Aim of the task -
The records below hold pictures; please leave those out and retype the rest exactly.

-- Start of Rows --

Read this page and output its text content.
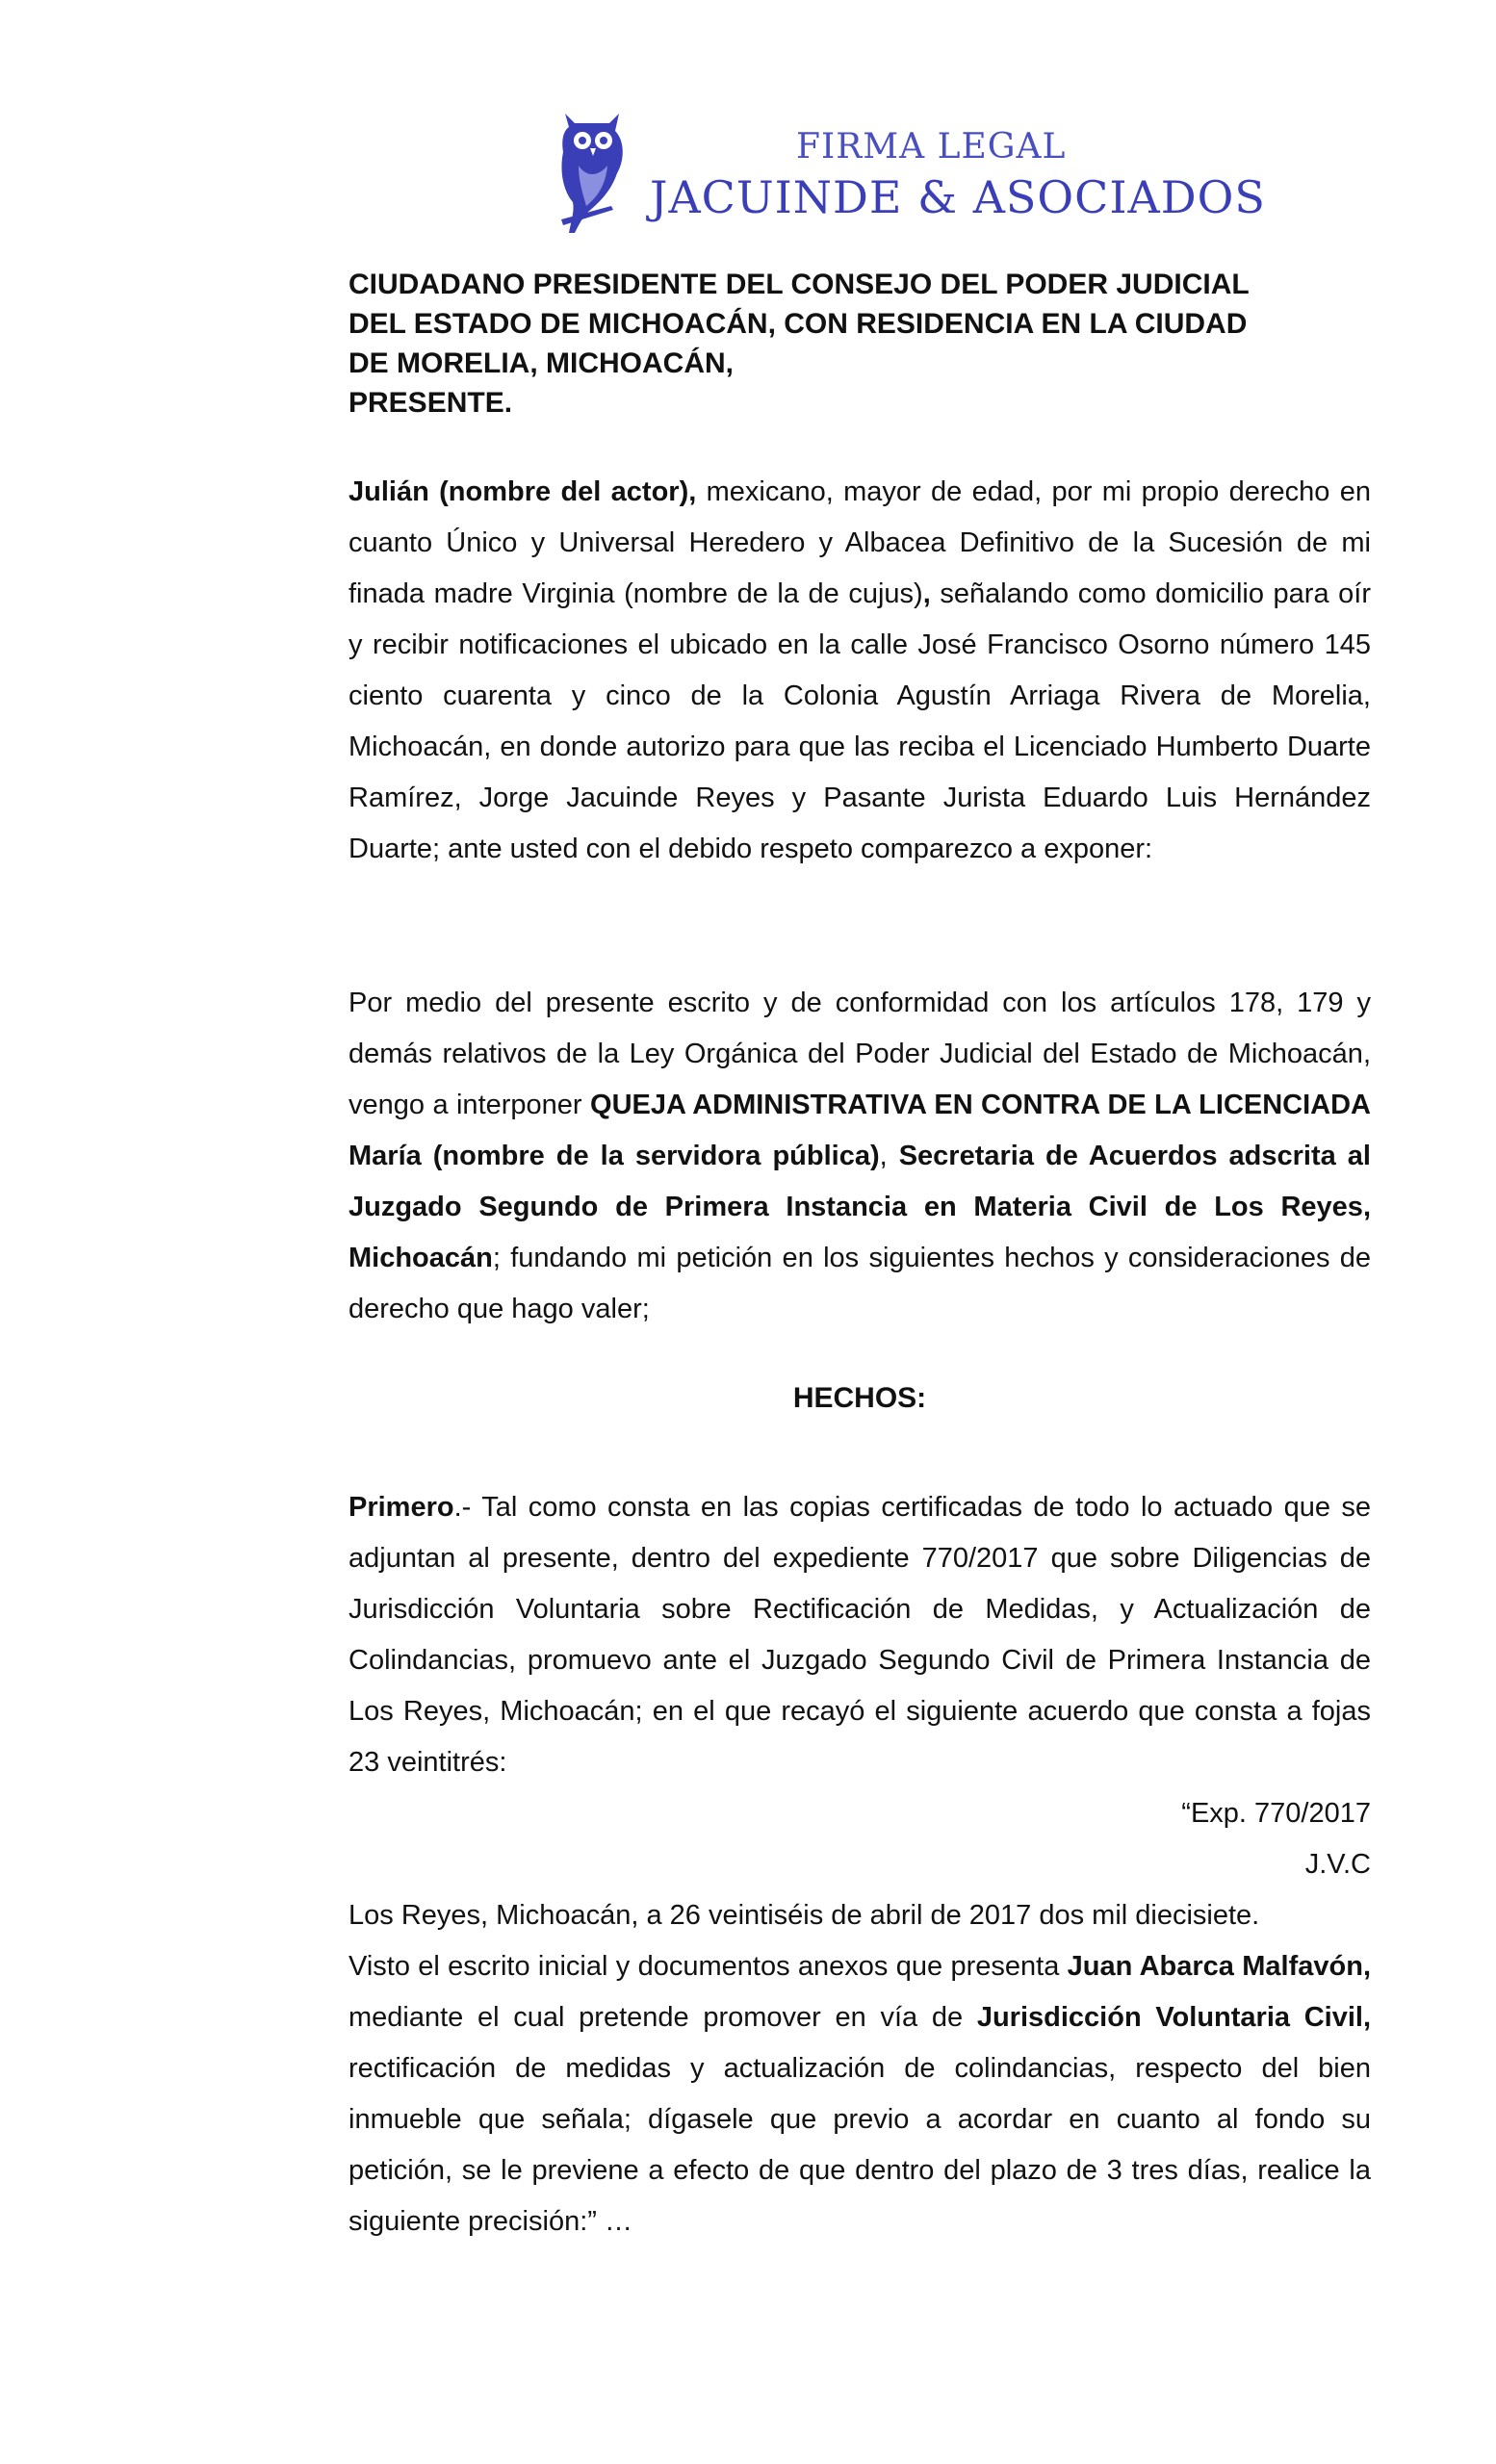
FIRMA LEGAL
JACUINDE & ASOCIADOS
CIUDADANO PRESIDENTE DEL CONSEJO DEL PODER JUDICIAL
DEL ESTADO DE MICHOACÁN, CON RESIDENCIA EN LA CIUDAD
DE MORELIA, MICHOACÁN,
PRESENTE.

Julián (nombre del actor), mexicano, mayor de edad, por mi propio derecho en cuanto Único y Universal Heredero y Albacea Definitivo de la Sucesión de mi finada madre Virginia (nombre de la de cujus), señalando como domicilio para oír y recibir notificaciones el ubicado en la calle José Francisco Osorno número 145 ciento cuarenta y cinco de la Colonia Agustín Arriaga Rivera de Morelia, Michoacán, en donde autorizo para que las reciba el Licenciado Humberto Duarte Ramírez, Jorge Jacuinde Reyes y Pasante Jurista Eduardo Luis Hernández Duarte; ante usted con el debido respeto comparezco a exponer:

Por medio del presente escrito y de conformidad con los artículos 178, 179 y demás relativos de la Ley Orgánica del Poder Judicial del Estado de Michoacán, vengo a interponer QUEJA ADMINISTRATIVA EN CONTRA DE LA LICENCIADA María (nombre de la servidora pública), Secretaria de Acuerdos adscrita al Juzgado Segundo de Primera Instancia en Materia Civil de Los Reyes, Michoacán; fundando mi petición en los siguientes hechos y consideraciones de derecho que hago valer;

HECHOS:

Primero.- Tal como consta en las copias certificadas de todo lo actuado que se adjuntan al presente, dentro del expediente 770/2017 que sobre Diligencias de Jurisdicción Voluntaria sobre Rectificación de Medidas, y Actualización de Colindancias, promuevo ante el Juzgado Segundo Civil de Primera Instancia de Los Reyes, Michoacán; en el que recayó el siguiente acuerdo que consta a fojas 23 veintitrés:

“Exp. 770/2017
J.V.C
Los Reyes, Michoacán, a 26 veintiséis de abril de 2017 dos mil diecisiete.

Visto el escrito inicial y documentos anexos que presenta Juan Abarca Malfavón, mediante el cual pretende promover en vía de Jurisdicción Voluntaria Civil, rectificación de medidas y actualización de colindancias, respecto del bien inmueble que señala; dígasele que previo a acordar en cuanto al fondo su petición, se le previene a efecto de que dentro del plazo de 3 tres días, realice la siguiente precisión:” …
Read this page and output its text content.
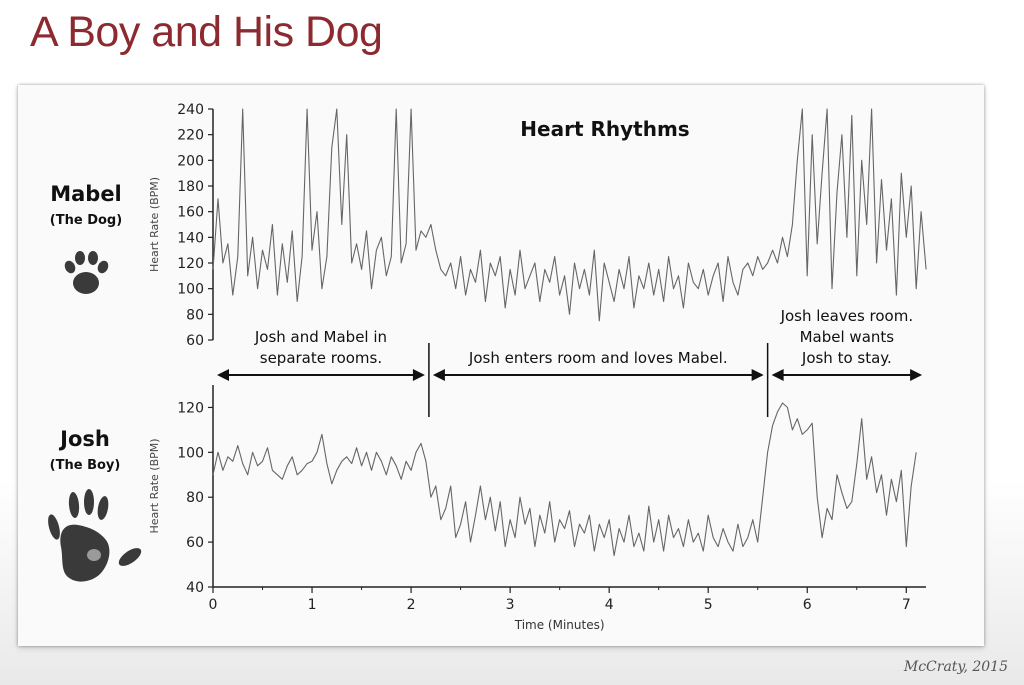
A Boy and His Dog
Heart Rhythms
Mabel
(The Dog)
Josh
(The Boy)
60
80
100
120
140
160
180
200
220
240
Heart Rate (BPM)
40
60
80
100
120
Heart Rate (BPM)
0	1	2	3	4	5	6	7
Time (Minutes)
Josh and Mabel in
separate rooms.	Josh enters room and loves Mabel.
Josh leaves room.
Mabel wants
Josh to stay.

McCraty, 2015
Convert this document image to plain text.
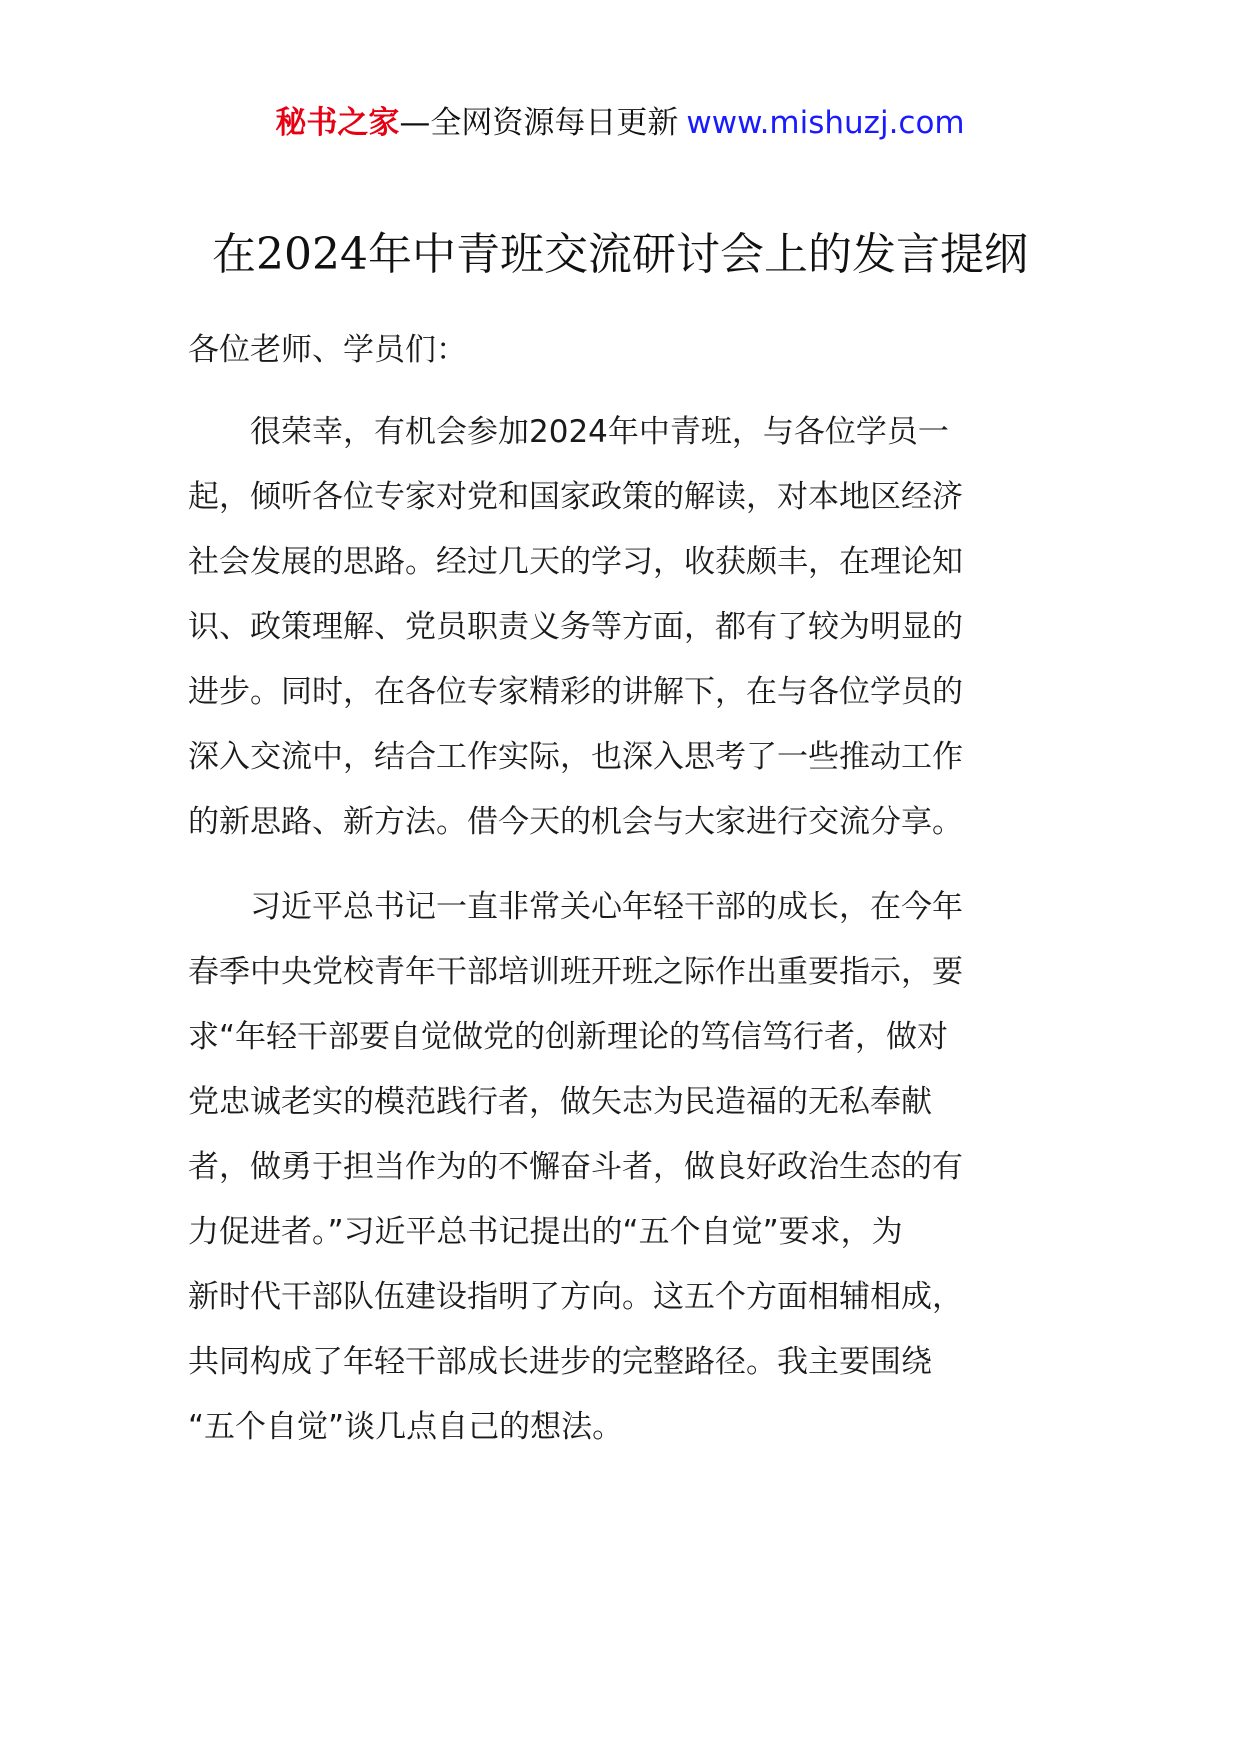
秘书之家—全网资源每日更新 www.mishuzj.com
在2024年中青班交流研讨会上的发言提纲

各位老师、学员们：

很荣幸，有机会参加2024年中青班，与各位学员一
起，倾听各位专家对党和国家政策的解读，对本地区经济
社会发展的思路。经过几天的学习，收获颇丰，在理论知
识、政策理解、党员职责义务等方面，都有了较为明显的
进步。同时，在各位专家精彩的讲解下，在与各位学员的
深入交流中，结合工作实际，也深入思考了一些推动工作
的新思路、新方法。借今天的机会与大家进行交流分享。

习近平总书记一直非常关心年轻干部的成长，在今年
春季中央党校青年干部培训班开班之际作出重要指示，要
求“年轻干部要自觉做党的创新理论的笃信笃行者，做对
党忠诚老实的模范践行者，做矢志为民造福的无私奉献
者，做勇于担当作为的不懈奋斗者，做良好政治生态的有
力促进者。”习近平总书记提出的“五个自觉”要求，为
新时代干部队伍建设指明了方向。这五个方面相辅相成，
共同构成了年轻干部成长进步的完整路径。我主要围绕
“五个自觉”谈几点自己的想法。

-- End of Rows --

Solution to the exercise -
Read this page and output its text content.
FIRMA LEGAL
JACUINDE & ASOCIADOS
CIUDADANO PRESIDENTE DEL CONSEJO DEL PODER JUDICIAL
DEL ESTADO DE MICHOACÁN, CON RESIDENCIA EN LA CIUDAD
DE MORELIA, MICHOACÁN,
PRESENTE.

Julián (nombre del actor), mexicano, mayor de edad, por mi propio derecho en cuanto Único y Universal Heredero y Albacea Definitivo de la Sucesión de mi finada madre Virginia (nombre de la de cujus), señalando como domicilio para oír y recibir notificaciones el ubicado en la calle José Francisco Osorno número 145 ciento cuarenta y cinco de la Colonia Agustín Arriaga Rivera de Morelia, Michoacán, en donde autorizo para que las reciba el Licenciado Humberto Duarte Ramírez, Jorge Jacuinde Reyes y Pasante Jurista Eduardo Luis Hernández Duarte; ante usted con el debido respeto comparezco a exponer:

Por medio del presente escrito y de conformidad con los artículos 178, 179 y demás relativos de la Ley Orgánica del Poder Judicial del Estado de Michoacán, vengo a interponer QUEJA ADMINISTRATIVA EN CONTRA DE LA LICENCIADA María (nombre de la servidora pública), Secretaria de Acuerdos adscrita al Juzgado Segundo de Primera Instancia en Materia Civil de Los Reyes, Michoacán; fundando mi petición en los siguientes hechos y consideraciones de derecho que hago valer;

HECHOS:

Primero.- Tal como consta en las copias certificadas de todo lo actuado que se adjuntan al presente, dentro del expediente 770/2017 que sobre Diligencias de Jurisdicción Voluntaria sobre Rectificación de Medidas, y Actualización de Colindancias, promuevo ante el Juzgado Segundo Civil de Primera Instancia de Los Reyes, Michoacán; en el que recayó el siguiente acuerdo que consta a fojas 23 veintitrés:

“Exp. 770/2017
J.V.C
Los Reyes, Michoacán, a 26 veintiséis de abril de 2017 dos mil diecisiete.

Visto el escrito inicial y documentos anexos que presenta Juan Abarca Malfavón, mediante el cual pretende promover en vía de Jurisdicción Voluntaria Civil, rectificación de medidas y actualización de colindancias, respecto del bien inmueble que señala; dígasele que previo a acordar en cuanto al fondo su petición, se le previene a efecto de que dentro del plazo de 3 tres días, realice la siguiente precisión:” …
Read this page and output its text content.
A Boy and His Dog
Heart Rhythms
Mabel
(The Dog)
Josh
(The Boy)
60
80
100
120
140
160
180
200
220
240
Heart Rate (BPM)
40
60
80
100
120
Heart Rate (BPM)
0	1	2	3	4	5	6	7
Time (Minutes)
Josh and Mabel in
separate rooms.	Josh enters room and loves Mabel.
Josh leaves room.
Mabel wants
Josh to stay.

McCraty, 2015
Convert this document image to plain text.
秘书之家—全网资源每日更新 www.mishuzj.com
在2024年中青班交流研讨会上的发言提纲

各位老师、学员们：

很荣幸，有机会参加2024年中青班，与各位学员一
起，倾听各位专家对党和国家政策的解读，对本地区经济
社会发展的思路。经过几天的学习，收获颇丰，在理论知
识、政策理解、党员职责义务等方面，都有了较为明显的
进步。同时，在各位专家精彩的讲解下，在与各位学员的
深入交流中，结合工作实际，也深入思考了一些推动工作
的新思路、新方法。借今天的机会与大家进行交流分享。

习近平总书记一直非常关心年轻干部的成长，在今年
春季中央党校青年干部培训班开班之际作出重要指示，要
求“年轻干部要自觉做党的创新理论的笃信笃行者，做对
党忠诚老实的模范践行者，做矢志为民造福的无私奉献
者，做勇于担当作为的不懈奋斗者，做良好政治生态的有
力促进者。”习近平总书记提出的“五个自觉”要求，为
新时代干部队伍建设指明了方向。这五个方面相辅相成，
共同构成了年轻干部成长进步的完整路径。我主要围绕
“五个自觉”谈几点自己的想法。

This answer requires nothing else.